_Records to use_
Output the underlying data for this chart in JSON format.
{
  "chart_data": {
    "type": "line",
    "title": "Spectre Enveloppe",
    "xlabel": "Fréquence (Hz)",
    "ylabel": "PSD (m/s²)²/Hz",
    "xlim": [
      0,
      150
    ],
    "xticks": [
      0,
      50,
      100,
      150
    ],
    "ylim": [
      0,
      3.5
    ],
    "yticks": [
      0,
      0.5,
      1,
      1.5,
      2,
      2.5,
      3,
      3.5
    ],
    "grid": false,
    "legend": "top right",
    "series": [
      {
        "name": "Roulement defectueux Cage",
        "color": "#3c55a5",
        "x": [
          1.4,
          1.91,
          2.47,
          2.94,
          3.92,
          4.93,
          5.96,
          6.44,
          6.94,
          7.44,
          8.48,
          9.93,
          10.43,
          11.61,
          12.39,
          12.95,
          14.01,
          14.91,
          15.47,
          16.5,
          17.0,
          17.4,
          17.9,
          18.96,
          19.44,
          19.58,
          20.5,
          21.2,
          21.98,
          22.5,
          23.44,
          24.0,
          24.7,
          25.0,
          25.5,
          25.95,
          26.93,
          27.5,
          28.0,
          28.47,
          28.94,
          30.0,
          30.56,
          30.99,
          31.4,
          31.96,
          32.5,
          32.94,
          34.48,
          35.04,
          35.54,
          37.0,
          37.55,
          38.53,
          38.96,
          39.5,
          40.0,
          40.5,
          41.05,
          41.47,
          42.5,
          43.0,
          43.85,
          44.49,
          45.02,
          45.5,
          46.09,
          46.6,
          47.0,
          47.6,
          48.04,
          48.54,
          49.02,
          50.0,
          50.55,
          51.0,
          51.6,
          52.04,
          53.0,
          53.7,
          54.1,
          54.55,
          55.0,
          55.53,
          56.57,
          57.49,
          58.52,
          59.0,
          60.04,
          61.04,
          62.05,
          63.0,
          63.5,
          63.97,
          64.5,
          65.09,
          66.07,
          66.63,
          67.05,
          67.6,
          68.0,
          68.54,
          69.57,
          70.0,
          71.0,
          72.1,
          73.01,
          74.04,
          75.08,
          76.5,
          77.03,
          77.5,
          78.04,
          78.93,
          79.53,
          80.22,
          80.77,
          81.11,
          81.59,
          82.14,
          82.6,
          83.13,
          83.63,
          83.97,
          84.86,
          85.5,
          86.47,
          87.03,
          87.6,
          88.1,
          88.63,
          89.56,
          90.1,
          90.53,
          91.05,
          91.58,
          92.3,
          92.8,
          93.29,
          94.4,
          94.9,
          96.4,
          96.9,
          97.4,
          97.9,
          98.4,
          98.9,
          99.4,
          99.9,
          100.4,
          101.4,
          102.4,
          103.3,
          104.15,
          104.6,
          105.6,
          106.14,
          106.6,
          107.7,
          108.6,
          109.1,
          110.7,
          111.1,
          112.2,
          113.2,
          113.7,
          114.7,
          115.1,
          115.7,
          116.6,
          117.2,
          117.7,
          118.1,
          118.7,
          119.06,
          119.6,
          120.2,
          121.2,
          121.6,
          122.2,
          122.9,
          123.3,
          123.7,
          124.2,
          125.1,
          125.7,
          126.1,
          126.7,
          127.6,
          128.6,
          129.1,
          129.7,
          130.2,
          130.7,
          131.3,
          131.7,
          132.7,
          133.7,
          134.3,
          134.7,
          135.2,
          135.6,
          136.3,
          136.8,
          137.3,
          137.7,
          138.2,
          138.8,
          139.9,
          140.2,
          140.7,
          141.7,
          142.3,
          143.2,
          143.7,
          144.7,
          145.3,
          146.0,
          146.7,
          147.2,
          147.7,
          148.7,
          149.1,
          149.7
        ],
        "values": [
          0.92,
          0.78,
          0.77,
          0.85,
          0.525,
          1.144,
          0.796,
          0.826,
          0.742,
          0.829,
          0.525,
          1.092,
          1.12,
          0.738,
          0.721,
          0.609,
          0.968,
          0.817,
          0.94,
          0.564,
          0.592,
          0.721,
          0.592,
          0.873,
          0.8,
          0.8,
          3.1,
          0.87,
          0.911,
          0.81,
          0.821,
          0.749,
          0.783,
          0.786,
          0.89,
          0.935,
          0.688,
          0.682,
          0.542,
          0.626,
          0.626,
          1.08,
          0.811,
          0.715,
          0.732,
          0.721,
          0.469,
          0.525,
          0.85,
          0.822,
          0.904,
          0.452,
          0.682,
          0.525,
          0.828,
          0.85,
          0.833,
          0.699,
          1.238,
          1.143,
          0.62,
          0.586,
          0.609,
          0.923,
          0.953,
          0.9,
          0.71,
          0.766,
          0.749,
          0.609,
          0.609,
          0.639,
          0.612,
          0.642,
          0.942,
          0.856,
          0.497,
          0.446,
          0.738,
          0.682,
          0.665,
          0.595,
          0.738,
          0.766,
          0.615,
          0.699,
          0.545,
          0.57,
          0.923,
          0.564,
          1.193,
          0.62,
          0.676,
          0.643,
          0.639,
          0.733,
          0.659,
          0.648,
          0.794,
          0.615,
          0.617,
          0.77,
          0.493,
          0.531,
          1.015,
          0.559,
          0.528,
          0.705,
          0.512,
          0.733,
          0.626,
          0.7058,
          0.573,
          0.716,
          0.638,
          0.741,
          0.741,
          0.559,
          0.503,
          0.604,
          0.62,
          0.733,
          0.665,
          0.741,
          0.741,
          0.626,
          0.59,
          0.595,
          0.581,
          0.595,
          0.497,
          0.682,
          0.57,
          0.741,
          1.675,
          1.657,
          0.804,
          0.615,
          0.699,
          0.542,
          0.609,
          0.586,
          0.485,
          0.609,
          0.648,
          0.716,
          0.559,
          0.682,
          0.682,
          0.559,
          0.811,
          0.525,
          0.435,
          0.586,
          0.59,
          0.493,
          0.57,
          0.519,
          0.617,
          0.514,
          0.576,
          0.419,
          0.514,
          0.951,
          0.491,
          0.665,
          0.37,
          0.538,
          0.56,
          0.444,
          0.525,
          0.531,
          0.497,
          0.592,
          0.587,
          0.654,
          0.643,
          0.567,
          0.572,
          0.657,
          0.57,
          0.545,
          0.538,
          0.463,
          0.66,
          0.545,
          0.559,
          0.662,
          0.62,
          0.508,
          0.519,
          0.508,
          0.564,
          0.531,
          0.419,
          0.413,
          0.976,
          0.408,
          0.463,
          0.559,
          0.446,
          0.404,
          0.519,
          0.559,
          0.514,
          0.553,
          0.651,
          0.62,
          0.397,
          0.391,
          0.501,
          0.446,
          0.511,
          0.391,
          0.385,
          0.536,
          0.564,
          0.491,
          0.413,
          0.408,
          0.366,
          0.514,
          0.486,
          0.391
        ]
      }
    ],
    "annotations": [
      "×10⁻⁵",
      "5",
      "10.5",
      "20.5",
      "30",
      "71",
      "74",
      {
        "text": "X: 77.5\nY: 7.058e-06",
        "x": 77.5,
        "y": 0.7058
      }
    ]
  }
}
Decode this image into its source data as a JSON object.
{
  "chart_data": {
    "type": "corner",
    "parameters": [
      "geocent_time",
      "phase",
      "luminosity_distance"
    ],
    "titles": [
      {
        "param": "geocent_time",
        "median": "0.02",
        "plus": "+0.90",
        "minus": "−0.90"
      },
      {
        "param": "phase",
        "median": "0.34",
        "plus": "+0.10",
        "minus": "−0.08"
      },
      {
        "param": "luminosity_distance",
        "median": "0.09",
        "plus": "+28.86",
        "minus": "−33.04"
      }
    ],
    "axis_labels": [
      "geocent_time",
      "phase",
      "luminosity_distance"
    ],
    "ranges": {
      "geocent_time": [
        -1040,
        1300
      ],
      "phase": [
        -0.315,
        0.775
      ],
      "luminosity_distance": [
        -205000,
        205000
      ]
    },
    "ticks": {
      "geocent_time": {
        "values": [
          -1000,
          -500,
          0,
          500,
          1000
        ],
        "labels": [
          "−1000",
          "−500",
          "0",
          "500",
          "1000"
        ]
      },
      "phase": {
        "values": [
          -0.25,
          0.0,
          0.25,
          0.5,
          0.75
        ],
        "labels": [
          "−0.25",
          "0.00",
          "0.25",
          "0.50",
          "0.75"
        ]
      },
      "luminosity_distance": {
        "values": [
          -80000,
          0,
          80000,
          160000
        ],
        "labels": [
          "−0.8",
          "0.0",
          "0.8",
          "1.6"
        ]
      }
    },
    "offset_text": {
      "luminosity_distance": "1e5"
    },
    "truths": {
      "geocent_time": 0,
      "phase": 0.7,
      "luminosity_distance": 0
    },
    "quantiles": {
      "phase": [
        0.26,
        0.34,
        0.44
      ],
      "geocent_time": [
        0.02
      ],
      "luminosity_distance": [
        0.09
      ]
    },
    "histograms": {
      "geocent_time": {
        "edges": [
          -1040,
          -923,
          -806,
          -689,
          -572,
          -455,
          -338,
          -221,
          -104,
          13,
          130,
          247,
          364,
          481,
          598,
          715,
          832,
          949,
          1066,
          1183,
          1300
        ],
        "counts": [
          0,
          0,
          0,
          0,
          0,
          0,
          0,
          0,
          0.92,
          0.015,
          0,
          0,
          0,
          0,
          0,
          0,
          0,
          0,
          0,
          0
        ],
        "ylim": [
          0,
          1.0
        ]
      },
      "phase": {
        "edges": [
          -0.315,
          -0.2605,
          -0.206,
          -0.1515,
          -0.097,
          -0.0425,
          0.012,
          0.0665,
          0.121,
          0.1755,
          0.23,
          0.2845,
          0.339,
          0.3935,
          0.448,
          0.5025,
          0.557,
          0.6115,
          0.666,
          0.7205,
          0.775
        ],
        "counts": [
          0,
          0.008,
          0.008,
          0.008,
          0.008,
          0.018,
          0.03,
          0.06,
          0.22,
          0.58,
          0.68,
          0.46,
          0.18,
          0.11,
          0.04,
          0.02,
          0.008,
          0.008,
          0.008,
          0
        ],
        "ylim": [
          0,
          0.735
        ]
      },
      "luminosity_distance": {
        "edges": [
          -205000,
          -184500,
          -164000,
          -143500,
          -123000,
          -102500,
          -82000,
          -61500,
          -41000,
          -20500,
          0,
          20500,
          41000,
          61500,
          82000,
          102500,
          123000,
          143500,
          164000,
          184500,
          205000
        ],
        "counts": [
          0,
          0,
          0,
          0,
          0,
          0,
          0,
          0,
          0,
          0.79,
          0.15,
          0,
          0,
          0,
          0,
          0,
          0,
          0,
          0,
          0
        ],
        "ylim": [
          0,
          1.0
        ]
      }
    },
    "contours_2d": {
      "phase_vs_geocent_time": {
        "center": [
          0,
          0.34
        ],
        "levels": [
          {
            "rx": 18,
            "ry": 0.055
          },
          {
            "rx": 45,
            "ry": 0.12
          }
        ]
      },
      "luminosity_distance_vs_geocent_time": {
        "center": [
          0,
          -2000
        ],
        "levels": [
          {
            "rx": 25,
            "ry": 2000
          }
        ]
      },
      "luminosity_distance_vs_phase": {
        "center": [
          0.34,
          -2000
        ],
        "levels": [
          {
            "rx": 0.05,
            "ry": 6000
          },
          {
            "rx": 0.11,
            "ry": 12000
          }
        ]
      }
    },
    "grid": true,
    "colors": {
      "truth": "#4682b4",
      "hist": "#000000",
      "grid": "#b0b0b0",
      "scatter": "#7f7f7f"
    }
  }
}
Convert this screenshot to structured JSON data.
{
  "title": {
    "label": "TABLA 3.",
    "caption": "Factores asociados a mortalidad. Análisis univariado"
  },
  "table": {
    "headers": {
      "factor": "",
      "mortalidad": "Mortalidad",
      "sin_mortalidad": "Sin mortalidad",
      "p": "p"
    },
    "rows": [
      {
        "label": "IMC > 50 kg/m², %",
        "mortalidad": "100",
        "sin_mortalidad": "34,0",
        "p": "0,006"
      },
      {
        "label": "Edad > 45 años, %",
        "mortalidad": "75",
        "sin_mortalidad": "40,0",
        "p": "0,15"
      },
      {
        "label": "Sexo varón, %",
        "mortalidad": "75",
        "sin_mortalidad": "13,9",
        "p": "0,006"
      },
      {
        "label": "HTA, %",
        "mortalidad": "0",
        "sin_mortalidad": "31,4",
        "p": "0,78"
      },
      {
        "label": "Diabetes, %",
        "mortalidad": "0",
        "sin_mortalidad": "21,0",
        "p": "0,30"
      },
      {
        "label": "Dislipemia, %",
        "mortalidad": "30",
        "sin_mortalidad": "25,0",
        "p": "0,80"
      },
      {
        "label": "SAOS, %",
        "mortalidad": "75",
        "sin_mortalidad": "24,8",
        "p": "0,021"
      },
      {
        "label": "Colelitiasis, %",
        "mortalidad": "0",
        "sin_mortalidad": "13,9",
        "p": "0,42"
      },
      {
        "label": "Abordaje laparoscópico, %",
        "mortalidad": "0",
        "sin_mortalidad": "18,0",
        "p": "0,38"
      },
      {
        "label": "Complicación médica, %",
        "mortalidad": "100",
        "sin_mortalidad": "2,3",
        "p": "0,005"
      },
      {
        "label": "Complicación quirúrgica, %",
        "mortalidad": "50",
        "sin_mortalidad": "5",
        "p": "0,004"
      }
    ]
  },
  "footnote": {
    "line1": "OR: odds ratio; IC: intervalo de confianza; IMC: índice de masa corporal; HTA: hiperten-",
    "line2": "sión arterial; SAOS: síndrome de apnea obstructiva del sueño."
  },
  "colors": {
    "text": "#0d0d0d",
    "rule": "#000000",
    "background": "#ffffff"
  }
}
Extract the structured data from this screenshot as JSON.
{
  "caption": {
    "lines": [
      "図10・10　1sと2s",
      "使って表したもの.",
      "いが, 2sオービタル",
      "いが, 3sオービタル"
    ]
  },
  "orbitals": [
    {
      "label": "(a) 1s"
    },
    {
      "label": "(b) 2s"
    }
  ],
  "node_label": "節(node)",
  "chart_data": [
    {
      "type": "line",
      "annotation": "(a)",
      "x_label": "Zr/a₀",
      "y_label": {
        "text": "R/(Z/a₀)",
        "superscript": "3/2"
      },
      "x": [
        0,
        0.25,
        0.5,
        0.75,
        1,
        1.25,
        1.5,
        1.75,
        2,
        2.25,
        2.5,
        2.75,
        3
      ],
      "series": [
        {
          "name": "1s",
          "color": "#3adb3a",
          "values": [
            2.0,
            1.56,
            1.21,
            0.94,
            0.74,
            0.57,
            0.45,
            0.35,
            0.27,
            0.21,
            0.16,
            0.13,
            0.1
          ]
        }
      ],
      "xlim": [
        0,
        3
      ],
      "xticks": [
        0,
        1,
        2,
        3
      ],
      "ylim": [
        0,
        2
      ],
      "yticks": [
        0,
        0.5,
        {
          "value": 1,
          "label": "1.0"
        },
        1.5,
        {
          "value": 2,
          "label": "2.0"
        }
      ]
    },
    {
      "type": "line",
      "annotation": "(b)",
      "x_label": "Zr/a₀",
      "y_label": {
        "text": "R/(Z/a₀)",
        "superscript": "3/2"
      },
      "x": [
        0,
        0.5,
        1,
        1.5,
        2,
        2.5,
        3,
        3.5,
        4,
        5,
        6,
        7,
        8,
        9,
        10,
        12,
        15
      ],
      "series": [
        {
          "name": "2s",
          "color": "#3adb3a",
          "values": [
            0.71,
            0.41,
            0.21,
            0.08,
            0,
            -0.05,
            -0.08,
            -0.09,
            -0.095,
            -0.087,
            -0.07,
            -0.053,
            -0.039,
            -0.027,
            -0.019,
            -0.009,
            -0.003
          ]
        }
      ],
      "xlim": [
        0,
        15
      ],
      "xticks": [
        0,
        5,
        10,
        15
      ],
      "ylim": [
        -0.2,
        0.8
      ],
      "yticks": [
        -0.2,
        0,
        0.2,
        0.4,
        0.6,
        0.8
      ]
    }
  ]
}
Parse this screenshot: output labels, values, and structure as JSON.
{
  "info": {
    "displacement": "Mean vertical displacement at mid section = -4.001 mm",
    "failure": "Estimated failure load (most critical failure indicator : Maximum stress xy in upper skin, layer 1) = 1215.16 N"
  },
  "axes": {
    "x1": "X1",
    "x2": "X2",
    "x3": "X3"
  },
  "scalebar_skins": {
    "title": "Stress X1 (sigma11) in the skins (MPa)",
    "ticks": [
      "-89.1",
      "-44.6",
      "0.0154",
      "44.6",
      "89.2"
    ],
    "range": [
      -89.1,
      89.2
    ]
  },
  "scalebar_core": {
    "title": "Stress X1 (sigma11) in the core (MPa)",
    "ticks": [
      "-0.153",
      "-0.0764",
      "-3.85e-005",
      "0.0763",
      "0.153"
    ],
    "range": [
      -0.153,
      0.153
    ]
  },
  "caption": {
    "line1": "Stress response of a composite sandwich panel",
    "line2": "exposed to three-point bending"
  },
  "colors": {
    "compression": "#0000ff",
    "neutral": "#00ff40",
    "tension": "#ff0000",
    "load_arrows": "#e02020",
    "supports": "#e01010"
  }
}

_Exercise details_
Figure out how many lines of the data above include "Complicación", then give the number and nothing more.

_Reply_
2